Begin Supplied records
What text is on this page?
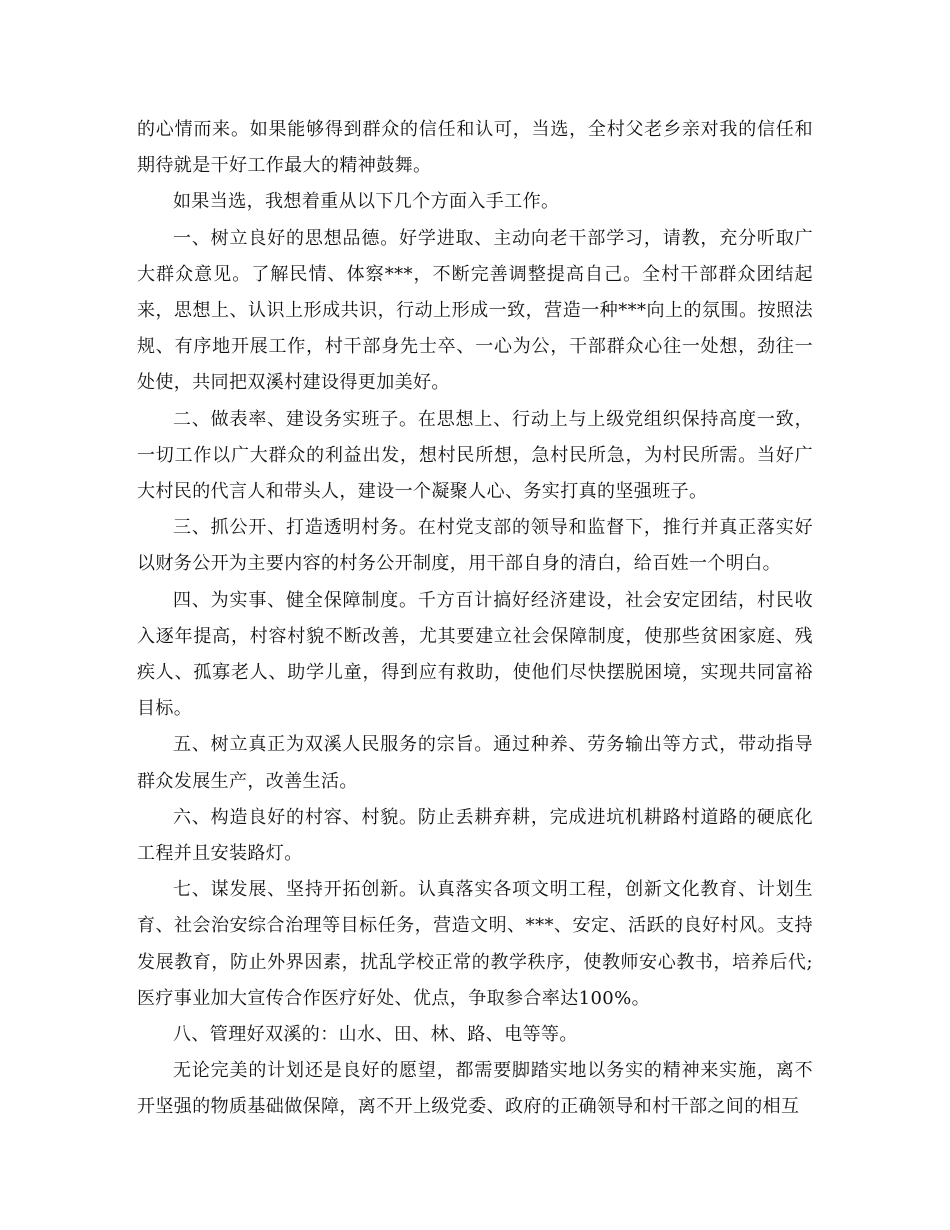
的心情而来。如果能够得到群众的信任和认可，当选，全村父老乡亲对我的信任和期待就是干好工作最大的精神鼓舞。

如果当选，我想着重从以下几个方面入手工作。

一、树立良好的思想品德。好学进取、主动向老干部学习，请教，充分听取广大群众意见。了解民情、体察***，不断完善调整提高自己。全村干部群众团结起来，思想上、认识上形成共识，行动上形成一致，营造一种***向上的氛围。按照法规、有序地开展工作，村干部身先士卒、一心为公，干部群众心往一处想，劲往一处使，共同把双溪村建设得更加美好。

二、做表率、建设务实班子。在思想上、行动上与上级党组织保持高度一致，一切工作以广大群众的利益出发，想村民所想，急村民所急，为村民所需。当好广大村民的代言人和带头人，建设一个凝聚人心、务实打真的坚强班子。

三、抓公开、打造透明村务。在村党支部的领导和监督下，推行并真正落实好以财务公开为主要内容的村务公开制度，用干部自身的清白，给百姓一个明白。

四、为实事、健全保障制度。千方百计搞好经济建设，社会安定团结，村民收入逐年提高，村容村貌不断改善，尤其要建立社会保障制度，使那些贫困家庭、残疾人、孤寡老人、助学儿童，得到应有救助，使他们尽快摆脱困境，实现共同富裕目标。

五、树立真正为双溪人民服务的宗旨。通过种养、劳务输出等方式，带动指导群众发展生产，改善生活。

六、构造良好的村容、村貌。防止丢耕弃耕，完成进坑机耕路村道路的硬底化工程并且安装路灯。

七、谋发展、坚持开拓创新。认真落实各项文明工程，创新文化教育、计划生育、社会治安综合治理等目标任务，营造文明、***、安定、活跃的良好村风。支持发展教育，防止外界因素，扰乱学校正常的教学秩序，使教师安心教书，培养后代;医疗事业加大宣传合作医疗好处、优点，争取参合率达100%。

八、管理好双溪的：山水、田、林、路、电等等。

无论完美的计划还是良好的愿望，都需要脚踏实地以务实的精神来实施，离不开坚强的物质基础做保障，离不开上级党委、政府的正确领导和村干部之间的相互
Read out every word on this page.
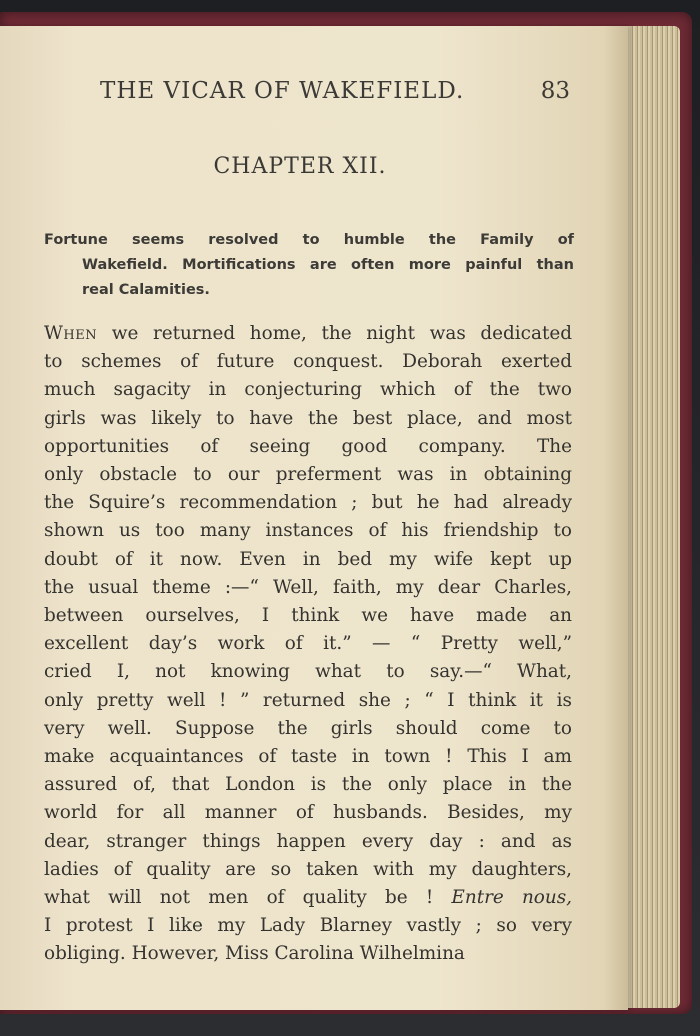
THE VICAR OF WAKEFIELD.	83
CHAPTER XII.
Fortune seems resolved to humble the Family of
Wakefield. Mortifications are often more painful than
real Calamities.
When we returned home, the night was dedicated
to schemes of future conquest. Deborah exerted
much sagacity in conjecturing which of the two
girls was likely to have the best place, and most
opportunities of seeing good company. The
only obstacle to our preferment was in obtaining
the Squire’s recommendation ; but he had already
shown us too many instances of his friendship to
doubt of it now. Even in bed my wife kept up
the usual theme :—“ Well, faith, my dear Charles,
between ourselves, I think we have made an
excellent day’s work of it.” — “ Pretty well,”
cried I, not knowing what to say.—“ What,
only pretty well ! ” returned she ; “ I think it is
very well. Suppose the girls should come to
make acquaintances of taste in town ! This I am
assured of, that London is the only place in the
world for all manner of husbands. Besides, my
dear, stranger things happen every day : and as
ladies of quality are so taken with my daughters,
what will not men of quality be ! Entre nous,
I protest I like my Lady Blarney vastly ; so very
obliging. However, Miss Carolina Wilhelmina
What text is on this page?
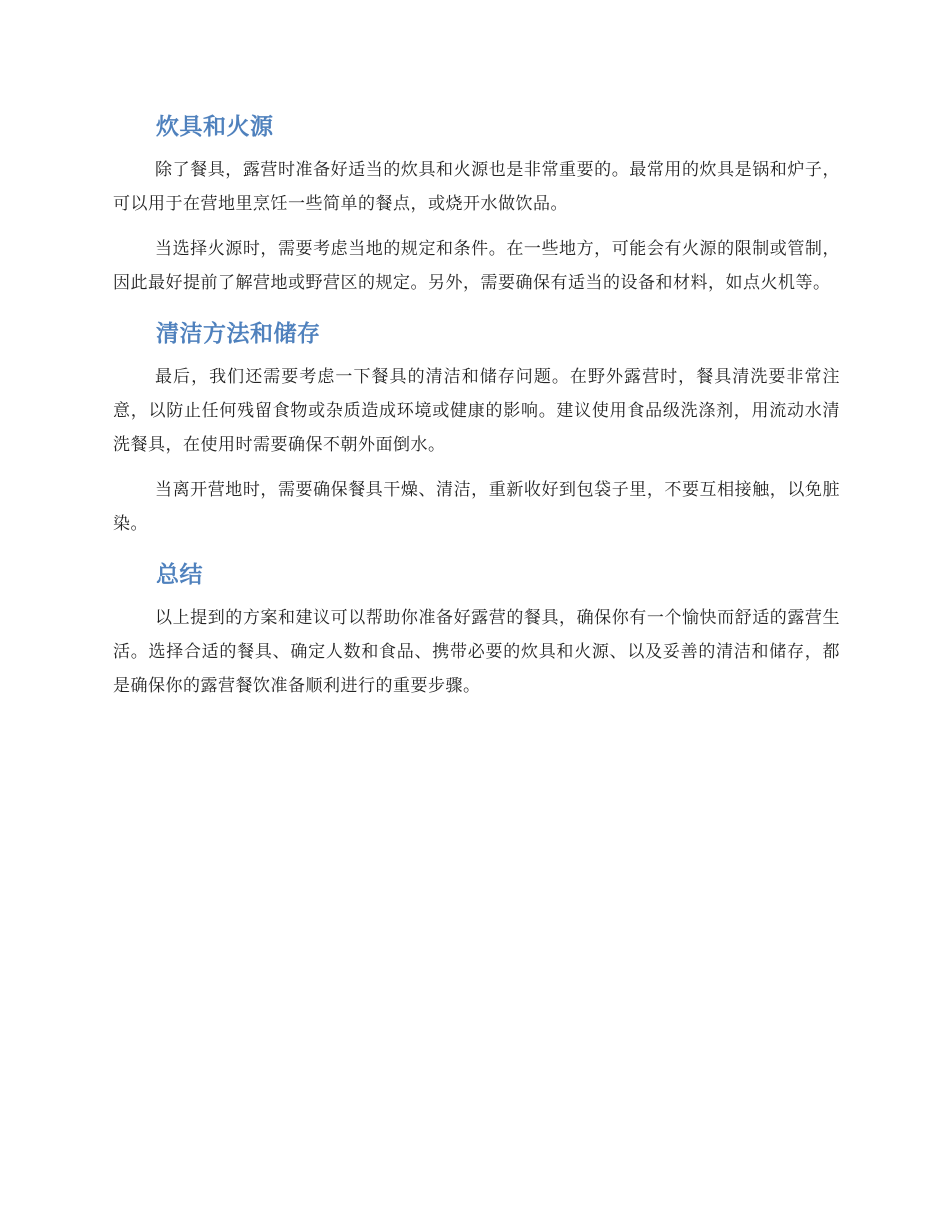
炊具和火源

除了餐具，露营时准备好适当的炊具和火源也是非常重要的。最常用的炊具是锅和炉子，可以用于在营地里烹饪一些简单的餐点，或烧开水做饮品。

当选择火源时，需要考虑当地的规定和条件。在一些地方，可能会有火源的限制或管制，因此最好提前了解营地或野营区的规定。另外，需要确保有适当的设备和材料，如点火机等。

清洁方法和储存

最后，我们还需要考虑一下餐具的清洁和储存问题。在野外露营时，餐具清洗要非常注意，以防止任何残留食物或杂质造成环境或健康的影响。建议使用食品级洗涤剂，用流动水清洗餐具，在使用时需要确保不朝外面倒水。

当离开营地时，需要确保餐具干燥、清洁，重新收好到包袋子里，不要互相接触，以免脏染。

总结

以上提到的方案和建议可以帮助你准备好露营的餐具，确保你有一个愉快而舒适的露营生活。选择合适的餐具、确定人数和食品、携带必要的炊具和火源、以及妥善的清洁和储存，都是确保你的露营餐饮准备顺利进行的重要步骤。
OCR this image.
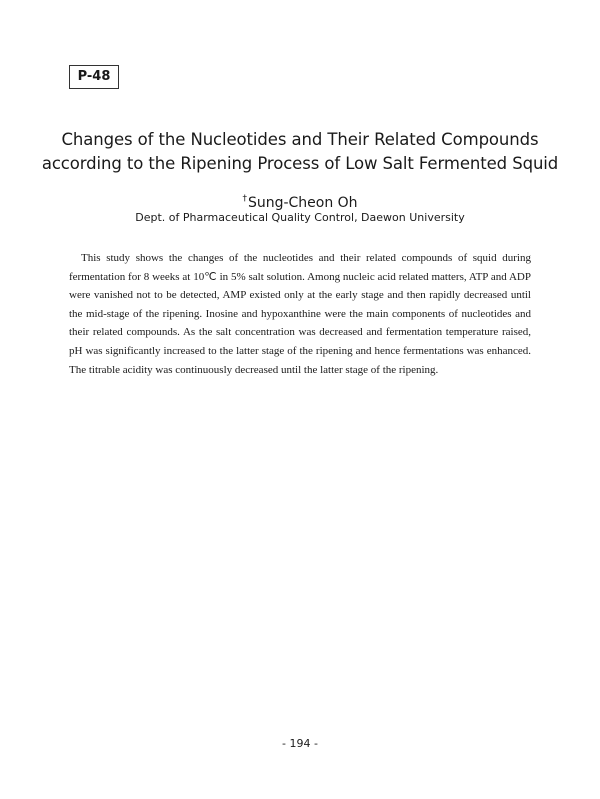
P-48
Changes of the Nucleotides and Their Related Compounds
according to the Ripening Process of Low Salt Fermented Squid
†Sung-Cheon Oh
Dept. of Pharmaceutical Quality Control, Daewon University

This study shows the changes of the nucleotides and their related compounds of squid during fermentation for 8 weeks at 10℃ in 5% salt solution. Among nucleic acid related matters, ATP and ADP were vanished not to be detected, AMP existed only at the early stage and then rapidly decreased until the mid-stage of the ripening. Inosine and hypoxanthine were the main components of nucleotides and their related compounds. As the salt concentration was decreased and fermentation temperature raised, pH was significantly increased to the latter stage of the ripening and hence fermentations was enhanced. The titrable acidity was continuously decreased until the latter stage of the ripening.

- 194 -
End Supplied records
Take every line that includes the string "girls" and copy it.

**Reply to the task:**
girls was likely to have the best place, and most
very well. Suppose the girls should come to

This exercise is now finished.